URAIAN LATIHAN: Apakah setiap pernyataan berikut sesuai dengan kutipan sumber tentang tambang timah ilegal di Jada Bahrin? Jawab ya atau tidak untuk masing-masing, lalu kutip persis kata-kata penentunya dari teks. (a) Jam kerja penambang dibatasi hingga pukul 17.30 WIB. (b) Pemilik ponton luar desa dikenakan biaya Rp10 juta per unit. (c) Kamal sudah memberikan konfirmasi terkait dugaan perannya.

KUTIPAN SUMBER:
⟨

Dalam aturan yang beredar, Kamal digambarkan sebagai sosok yang menjamin penambang agar tak tersentuh hukum. Bahkan, penambang disebut-sebut sempat membuat kesepakatan bersama yang dituangkan dalam lima poin aturan main.
Isi aturan itu antara lain, penambang dilarang menjual timah selain kategori “reman kue” dan “reman perahu”. Jam kerja dibatasi hingga pukul 17.30 WIB, sementara harga timah ditetapkan panitia. Seluruh penambang wajib tunduk pada aturan, pemilik ponton luar desa dikenakan biaya Rp5 juta per unit, dan setiap pemilik wajib menyerahkan fotokopi KTP.
Aturan terakhir menyebut, penambang harus kompak. Jika ada razia, selama dianggap tidak melanggar aturan, Kamal disebut siap memberikan bantuan hukum.
Nama Kamal pun kini jadi sorotan publik. Ia disebut-sebut sebagai kolektor timah sekaligus “penjamin keamanan” tambang ilegal di Jada Bahrin. Namun hingga berita ini diturunkan, Kamal belum bisa dimintai konfirmasi terkait dugaan perannya.
Sejumlah warga sekitar bahkan menilai gaya Kamal seolah menantang aparat. “Kalau lihat Kamal, dia berani menjamin penambang. Kesan yang muncul, Kamal ini menantang polisi di Bangka maupun Polda Babel. Seolah kebal hukum,” ujar seorang warga yang enggan disebutkan namanya.
Kapolres Bangka AKBP Deddy Dwitiya Putra menegaskan pihaknya sudah menindaklanjuti aktivitas tambang ilegal tersebut. “Sudah kita lidik dan kita tertibkan. Untuk sementara kita koordinasi dengan aparat desa dan pihak terkait agar situasi lebih kondusif,” tegas Deddy, Kamis (25/9/2025).

⟩

KUMPULAN DATA:
⟨

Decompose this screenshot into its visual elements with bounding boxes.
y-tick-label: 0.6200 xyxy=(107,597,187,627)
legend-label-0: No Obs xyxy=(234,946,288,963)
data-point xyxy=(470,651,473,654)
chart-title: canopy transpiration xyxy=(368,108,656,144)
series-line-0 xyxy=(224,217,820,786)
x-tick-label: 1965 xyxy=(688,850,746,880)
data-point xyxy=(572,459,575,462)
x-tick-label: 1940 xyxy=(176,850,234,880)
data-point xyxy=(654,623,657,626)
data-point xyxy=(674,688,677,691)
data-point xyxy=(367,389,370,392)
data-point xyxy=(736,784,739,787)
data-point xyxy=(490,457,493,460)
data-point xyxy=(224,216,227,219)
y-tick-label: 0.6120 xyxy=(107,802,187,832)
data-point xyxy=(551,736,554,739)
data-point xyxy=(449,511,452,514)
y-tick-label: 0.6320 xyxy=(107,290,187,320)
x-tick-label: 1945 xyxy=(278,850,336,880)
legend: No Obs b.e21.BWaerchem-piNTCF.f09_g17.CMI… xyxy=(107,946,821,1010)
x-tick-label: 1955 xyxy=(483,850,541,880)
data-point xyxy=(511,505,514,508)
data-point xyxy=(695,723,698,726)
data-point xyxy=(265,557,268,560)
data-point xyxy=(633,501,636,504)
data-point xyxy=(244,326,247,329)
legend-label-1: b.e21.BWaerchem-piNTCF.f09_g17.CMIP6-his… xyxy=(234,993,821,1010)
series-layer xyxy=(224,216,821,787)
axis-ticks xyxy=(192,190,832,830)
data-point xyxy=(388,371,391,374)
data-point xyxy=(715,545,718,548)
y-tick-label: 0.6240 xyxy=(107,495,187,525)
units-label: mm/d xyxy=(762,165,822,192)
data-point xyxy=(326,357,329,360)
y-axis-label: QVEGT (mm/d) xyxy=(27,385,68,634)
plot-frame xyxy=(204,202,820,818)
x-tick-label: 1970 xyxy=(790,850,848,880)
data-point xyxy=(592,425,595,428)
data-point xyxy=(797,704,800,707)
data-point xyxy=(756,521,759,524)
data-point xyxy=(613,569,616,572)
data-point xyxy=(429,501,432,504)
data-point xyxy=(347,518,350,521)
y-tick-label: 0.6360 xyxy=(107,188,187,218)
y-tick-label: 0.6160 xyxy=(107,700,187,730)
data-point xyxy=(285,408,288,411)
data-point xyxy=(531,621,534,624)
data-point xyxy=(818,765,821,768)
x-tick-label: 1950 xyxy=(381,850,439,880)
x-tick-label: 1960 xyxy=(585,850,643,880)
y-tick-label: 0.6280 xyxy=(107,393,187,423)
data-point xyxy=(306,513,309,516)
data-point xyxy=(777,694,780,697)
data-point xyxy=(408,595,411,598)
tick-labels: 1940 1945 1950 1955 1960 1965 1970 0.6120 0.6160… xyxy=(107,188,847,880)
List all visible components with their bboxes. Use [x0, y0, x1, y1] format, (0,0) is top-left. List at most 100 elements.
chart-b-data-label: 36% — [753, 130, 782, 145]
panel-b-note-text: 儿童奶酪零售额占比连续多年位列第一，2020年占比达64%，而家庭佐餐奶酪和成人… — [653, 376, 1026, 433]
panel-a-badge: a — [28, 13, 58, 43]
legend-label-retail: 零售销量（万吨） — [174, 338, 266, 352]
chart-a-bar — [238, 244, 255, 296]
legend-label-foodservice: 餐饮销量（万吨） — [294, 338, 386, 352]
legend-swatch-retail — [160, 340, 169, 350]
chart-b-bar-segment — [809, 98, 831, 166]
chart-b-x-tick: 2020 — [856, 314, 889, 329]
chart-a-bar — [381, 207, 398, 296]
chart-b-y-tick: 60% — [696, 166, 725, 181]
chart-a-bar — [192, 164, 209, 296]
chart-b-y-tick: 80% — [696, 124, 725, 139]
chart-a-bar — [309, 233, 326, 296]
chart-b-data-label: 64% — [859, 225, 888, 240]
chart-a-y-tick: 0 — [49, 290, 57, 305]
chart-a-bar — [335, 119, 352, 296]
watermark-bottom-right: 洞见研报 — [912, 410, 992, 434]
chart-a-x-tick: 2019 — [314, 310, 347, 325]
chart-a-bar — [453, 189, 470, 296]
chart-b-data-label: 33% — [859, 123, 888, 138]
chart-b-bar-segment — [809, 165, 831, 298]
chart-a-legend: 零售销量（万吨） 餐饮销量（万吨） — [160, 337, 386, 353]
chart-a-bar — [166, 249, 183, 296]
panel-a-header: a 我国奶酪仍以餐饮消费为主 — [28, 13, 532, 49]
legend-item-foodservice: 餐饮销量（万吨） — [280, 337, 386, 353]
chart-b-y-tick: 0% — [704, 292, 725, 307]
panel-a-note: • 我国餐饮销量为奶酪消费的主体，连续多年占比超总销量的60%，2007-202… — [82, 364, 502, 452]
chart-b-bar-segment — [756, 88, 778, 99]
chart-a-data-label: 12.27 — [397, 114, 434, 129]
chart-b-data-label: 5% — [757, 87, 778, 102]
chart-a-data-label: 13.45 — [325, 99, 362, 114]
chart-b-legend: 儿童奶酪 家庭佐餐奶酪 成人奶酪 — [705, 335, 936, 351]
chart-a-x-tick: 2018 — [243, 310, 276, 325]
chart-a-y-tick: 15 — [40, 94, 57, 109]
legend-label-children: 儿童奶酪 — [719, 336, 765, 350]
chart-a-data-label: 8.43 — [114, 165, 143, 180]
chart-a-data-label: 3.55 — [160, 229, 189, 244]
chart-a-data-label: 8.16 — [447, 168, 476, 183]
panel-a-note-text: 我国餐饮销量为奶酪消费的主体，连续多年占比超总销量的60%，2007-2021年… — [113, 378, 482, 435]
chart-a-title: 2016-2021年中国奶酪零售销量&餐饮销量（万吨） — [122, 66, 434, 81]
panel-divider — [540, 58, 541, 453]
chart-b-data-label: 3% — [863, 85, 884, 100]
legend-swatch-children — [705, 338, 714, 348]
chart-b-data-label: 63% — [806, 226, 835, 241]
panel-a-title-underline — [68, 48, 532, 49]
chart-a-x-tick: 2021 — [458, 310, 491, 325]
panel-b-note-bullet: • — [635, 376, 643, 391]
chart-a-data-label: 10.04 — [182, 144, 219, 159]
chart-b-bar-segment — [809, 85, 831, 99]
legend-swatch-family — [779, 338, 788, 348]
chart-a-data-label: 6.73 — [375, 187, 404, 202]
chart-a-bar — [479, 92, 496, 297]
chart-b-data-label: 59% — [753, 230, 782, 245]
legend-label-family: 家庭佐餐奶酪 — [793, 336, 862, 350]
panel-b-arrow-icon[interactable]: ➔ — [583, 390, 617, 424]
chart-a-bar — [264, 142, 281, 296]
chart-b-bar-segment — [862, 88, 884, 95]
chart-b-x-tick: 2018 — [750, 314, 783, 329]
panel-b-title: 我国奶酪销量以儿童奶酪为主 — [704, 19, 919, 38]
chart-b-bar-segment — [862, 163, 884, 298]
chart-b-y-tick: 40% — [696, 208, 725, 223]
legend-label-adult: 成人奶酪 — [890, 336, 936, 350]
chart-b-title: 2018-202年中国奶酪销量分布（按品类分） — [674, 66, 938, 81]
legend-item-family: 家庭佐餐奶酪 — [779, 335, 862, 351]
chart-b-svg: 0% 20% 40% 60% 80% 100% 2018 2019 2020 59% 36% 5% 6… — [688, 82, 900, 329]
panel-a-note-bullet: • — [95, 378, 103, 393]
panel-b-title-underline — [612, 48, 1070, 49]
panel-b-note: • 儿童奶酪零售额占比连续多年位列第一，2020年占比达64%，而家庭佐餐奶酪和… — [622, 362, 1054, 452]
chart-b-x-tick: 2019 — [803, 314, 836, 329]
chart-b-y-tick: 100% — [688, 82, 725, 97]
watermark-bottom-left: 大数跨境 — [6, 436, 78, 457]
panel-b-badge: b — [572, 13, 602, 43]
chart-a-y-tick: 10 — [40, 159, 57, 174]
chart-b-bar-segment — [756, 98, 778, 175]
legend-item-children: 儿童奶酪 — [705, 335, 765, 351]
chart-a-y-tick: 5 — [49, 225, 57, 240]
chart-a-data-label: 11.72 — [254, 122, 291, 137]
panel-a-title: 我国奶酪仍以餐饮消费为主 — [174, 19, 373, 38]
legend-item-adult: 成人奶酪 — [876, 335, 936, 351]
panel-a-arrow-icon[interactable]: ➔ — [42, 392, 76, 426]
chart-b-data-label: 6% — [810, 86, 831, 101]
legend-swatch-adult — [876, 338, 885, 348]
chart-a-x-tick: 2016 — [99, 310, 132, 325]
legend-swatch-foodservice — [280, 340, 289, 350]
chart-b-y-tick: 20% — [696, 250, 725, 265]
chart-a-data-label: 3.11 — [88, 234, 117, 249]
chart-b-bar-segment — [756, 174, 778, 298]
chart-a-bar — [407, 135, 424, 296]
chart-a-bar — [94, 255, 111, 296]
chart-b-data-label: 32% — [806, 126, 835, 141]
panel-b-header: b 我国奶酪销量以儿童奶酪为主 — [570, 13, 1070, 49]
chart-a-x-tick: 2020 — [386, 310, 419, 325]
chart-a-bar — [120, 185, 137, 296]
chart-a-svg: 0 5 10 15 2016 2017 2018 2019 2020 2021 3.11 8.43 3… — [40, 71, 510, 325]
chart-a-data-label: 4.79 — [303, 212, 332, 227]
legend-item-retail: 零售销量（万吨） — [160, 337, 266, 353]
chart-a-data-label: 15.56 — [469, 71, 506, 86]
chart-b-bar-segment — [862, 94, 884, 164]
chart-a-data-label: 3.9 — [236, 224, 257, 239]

⟩

JAWABAN SOAL:
(a) Ya: "Jam kerja dibatasi hingga pukul 17.30 WIB"
(b) Tidak: "pemilik ponton luar desa dikenakan biaya Rp5 juta per unit"
(c) Tidak: "Kamal belum bisa dimintai konfirmasi terkait dugaan perannya"